Request: Format each line of the entries below as a string in a single JSON list, one string per line, and omit blank lines.

>> START

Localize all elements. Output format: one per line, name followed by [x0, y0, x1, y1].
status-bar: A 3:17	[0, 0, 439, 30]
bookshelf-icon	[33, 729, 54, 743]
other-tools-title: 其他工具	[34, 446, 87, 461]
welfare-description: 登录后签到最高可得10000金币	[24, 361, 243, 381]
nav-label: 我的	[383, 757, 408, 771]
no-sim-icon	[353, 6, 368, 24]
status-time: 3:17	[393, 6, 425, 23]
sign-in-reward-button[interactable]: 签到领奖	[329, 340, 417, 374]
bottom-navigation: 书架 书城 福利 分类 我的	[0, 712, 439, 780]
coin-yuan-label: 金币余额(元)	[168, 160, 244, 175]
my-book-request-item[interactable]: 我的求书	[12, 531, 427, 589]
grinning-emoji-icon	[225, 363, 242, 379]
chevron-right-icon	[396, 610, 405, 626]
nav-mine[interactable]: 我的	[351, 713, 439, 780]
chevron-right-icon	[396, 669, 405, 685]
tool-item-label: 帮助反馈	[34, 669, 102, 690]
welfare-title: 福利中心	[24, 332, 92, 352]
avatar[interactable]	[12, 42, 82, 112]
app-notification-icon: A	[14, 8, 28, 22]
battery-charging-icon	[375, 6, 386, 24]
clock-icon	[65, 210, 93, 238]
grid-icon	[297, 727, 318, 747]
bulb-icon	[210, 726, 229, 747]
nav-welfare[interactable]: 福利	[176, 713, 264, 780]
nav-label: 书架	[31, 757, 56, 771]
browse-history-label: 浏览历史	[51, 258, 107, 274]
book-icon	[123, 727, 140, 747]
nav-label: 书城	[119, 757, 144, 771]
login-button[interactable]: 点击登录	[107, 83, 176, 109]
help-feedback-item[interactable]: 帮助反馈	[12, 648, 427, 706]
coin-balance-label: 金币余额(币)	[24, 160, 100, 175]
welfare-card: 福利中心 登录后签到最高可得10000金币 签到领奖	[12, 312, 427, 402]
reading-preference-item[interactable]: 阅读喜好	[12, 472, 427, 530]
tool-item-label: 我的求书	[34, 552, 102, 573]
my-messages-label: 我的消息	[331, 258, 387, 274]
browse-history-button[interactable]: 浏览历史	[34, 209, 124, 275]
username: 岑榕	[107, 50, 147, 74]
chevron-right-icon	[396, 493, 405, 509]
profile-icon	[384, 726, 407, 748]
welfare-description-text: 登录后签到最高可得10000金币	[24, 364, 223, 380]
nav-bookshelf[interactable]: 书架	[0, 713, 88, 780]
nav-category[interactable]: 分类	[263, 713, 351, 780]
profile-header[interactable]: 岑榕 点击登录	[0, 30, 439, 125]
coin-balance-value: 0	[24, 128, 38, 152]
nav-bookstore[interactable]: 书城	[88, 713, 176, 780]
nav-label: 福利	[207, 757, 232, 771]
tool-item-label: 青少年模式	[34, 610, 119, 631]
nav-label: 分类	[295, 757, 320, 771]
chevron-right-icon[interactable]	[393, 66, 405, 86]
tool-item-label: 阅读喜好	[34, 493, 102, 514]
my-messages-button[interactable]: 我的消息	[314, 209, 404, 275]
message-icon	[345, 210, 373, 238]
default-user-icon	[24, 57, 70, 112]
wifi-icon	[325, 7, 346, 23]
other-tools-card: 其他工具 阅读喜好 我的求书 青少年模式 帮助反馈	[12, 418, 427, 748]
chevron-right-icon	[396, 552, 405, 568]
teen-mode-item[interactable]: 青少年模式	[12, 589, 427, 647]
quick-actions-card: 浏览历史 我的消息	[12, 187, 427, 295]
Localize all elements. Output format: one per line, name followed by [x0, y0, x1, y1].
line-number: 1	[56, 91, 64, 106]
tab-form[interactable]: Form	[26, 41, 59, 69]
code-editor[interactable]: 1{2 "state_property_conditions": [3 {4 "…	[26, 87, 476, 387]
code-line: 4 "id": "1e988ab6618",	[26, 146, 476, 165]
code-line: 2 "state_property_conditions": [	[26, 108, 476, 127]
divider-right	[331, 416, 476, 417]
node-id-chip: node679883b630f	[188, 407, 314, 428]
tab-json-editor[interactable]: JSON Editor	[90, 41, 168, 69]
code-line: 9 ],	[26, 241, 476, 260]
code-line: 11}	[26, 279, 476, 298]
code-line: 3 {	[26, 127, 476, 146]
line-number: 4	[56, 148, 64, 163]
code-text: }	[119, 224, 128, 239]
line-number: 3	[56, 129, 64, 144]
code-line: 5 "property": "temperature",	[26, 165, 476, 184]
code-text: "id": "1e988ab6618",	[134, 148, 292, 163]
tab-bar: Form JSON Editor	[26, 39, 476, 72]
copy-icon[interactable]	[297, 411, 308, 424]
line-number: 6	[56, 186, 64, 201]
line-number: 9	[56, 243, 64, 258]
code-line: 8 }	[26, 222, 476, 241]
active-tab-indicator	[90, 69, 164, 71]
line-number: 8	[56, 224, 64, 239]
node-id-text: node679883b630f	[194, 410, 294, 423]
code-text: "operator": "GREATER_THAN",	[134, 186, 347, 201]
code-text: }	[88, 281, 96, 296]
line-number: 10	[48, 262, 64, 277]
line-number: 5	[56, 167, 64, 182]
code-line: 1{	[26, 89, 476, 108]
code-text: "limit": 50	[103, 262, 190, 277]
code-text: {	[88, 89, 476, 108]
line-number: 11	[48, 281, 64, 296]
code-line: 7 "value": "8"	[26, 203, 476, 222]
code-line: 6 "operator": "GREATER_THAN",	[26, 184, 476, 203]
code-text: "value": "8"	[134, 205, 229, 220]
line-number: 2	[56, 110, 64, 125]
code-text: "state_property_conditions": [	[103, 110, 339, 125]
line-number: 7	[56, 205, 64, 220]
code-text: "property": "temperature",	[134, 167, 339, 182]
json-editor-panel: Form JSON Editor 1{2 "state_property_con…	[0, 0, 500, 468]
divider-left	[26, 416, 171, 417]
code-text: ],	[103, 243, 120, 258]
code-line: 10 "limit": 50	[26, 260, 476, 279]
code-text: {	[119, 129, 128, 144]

>> END

Task answer:
[
  "Localize all elements. Output format: one per line, name followed by [x0, y0, x1, y1].",
  "status-bar: A 3:17\t[0, 0, 439, 30]",
  "bookshelf-icon\t[33, 729, 54, 743]",
  "other-tools-title: 其他工具\t[34, 446, 87, 461]",
  "welfare-description: 登录后签到最高可得10000金币\t[24, 361, 243, 381]",
  "nav-label: 我的\t[383, 757, 408, 771]",
  "no-sim-icon\t[353, 6, 368, 24]",
  "status-time: 3:17\t[393, 6, 425, 23]",
  "sign-in-reward-button[interactable]: 签到领奖\t[329, 340, 417, 374]",
  "bottom-navigation: 书架 书城 福利 分类 我的\t[0, 712, 439, 780]",
  "coin-yuan-label: 金币余额(元)\t[168, 160, 244, 175]",
  "my-book-request-item[interactable]: 我的求书\t[12, 531, 427, 589]",
  "grinning-emoji-icon\t[225, 363, 242, 379]",
  "chevron-right-icon\t[396, 610, 405, 626]",
  "nav-mine[interactable]: 我的\t[351, 713, 439, 780]",
  "chevron-right-icon\t[396, 669, 405, 685]",
  "tool-item-label: 帮助反馈\t[34, 669, 102, 690]",
  "welfare-title: 福利中心\t[24, 332, 92, 352]",
  "avatar[interactable]\t[12, 42, 82, 112]",
  "app-notification-icon: A\t[14, 8, 28, 22]",
  "battery-charging-icon\t[375, 6, 386, 24]",
  "clock-icon\t[65, 210, 93, 238]",
  "grid-icon\t[297, 727, 318, 747]",
  "bulb-icon\t[210, 726, 229, 747]",
  "nav-welfare[interactable]: 福利\t[176, 713, 264, 780]",
  "nav-label: 书架\t[31, 757, 56, 771]",
  "browse-history-label: 浏览历史\t[51, 258, 107, 274]",
  "book-icon\t[123, 727, 140, 747]",
  "nav-label: 书城\t[119, 757, 144, 771]",
  "login-button[interactable]: 点击登录\t[107, 83, 176, 109]",
  "help-feedback-item[interactable]: 帮助反馈\t[12, 648, 427, 706]",
  "coin-balance-label: 金币余额(币)\t[24, 160, 100, 175]",
  "welfare-card: 福利中心 登录后签到最高可得10000金币 签到领奖\t[12, 312, 427, 402]",
  "reading-preference-item[interactable]: 阅读喜好\t[12, 472, 427, 530]",
  "tool-item-label: 我的求书\t[34, 552, 102, 573]",
  "my-messages-label: 我的消息\t[331, 258, 387, 274]",
  "browse-history-button[interactable]: 浏览历史\t[34, 209, 124, 275]",
  "username: 岑榕\t[107, 50, 147, 74]",
  "chevron-right-icon\t[396, 493, 405, 509]",
  "profile-icon\t[384, 726, 407, 748]",
  "welfare-description-text: 登录后签到最高可得10000金币\t[24, 364, 223, 380]",
  "nav-bookshelf[interactable]: 书架\t[0, 713, 88, 780]",
  "nav-category[interactable]: 分类\t[263, 713, 351, 780]",
  "profile-header[interactable]: 岑榕 点击登录\t[0, 30, 439, 125]",
  "coin-balance-value: 0\t[24, 128, 38, 152]",
  "nav-bookstore[interactable]: 书城\t[88, 713, 176, 780]",
  "nav-label: 福利\t[207, 757, 232, 771]",
  "tool-item-label: 青少年模式\t[34, 610, 119, 631]",
  "nav-label: 分类\t[295, 757, 320, 771]",
  "chevron-right-icon[interactable]\t[393, 66, 405, 86]",
  "tool-item-label: 阅读喜好\t[34, 493, 102, 514]",
  "my-messages-button[interactable]: 我的消息\t[314, 209, 404, 275]",
  "message-icon\t[345, 210, 373, 238]",
  "default-user-icon\t[24, 57, 70, 112]",
  "wifi-icon\t[325, 7, 346, 23]",
  "other-tools-card: 其他工具 阅读喜好 我的求书 青少年模式 帮助反馈\t[12, 418, 427, 748]",
  "chevron-right-icon\t[396, 552, 405, 568]",
  "teen-mode-item[interactable]: 青少年模式\t[12, 589, 427, 647]",
  "quick-actions-card: 浏览历史 我的消息\t[12, 187, 427, 295]",
  "Localize all elements. Output format: one per line, name followed by [x0, y0, x1, y1].",
  "line-number: 1\t[56, 91, 64, 106]",
  "tab-form[interactable]: Form\t[26, 41, 59, 69]",
  "code-editor[interactable]: 1{2 \"state_property_conditions\": [3 {4 \"…\t[26, 87, 476, 387]",
  "code-line: 4 \"id\": \"1e988ab6618\",\t[26, 146, 476, 165]",
  "code-line: 2 \"state_property_conditions\": [\t[26, 108, 476, 127]",
  "divider-right\t[331, 416, 476, 417]",
  "node-id-chip: node679883b630f\t[188, 407, 314, 428]",
  "tab-json-editor[interactable]: JSON Editor\t[90, 41, 168, 69]",
  "code-line: 9 ],\t[26, 241, 476, 260]",
  "code-line: 11}\t[26, 279, 476, 298]",
  "code-line: 3 {\t[26, 127, 476, 146]",
  "line-number: 4\t[56, 148, 64, 163]",
  "code-text: }\t[119, 224, 128, 239]",
  "line-number: 3\t[56, 129, 64, 144]",
  "code-line: 5 \"property\": \"temperature\",\t[26, 165, 476, 184]",
  "code-text: \"id\": \"1e988ab6618\",\t[134, 148, 292, 163]",
  "tab-bar: Form JSON Editor\t[26, 39, 476, 72]",
  "copy-icon[interactable]\t[297, 411, 308, 424]",
  "line-number: 6\t[56, 186, 64, 201]",
  "line-number: 9\t[56, 243, 64, 258]",
  "code-line: 8 }\t[26, 222, 476, 241]",
  "active-tab-indicator\t[90, 69, 164, 71]",
  "line-number: 8\t[56, 224, 64, 239]",
  "node-id-text: node679883b630f\t[194, 410, 294, 423]",
  "code-text: \"operator\": \"GREATER_THAN\",\t[134, 186, 347, 201]",
  "code-text: }\t[88, 281, 96, 296]",
  "line-number: 10\t[48, 262, 64, 277]",
  "line-number: 5\t[56, 167, 64, 182]",
  "code-line: 1{\t[26, 89, 476, 108]",
  "code-text: \"limit\": 50\t[103, 262, 190, 277]",
  "code-text: {\t[88, 89, 476, 108]",
  "line-number: 11\t[48, 281, 64, 296]",
  "code-line: 7 \"value\": \"8\"\t[26, 203, 476, 222]",
  "code-line: 6 \"operator\": \"GREATER_THAN\",\t[26, 184, 476, 203]",
  "code-text: \"value\": \"8\"\t[134, 205, 229, 220]",
  "line-number: 2\t[56, 110, 64, 125]",
  "code-text: \"state_property_conditions\": [\t[103, 110, 339, 125]",
  "line-number: 7\t[56, 205, 64, 220]",
  "code-text: \"property\": \"temperature\",\t[134, 167, 339, 182]",
  "json-editor-panel: Form JSON Editor 1{2 \"state_property_con…\t[0, 0, 500, 468]",
  "divider-left\t[26, 416, 171, 417]",
  "code-text: ],\t[103, 243, 120, 258]",
  "code-line: 10 \"limit\": 50\t[26, 260, 476, 279]",
  "code-text: {\t[119, 129, 128, 144]"
]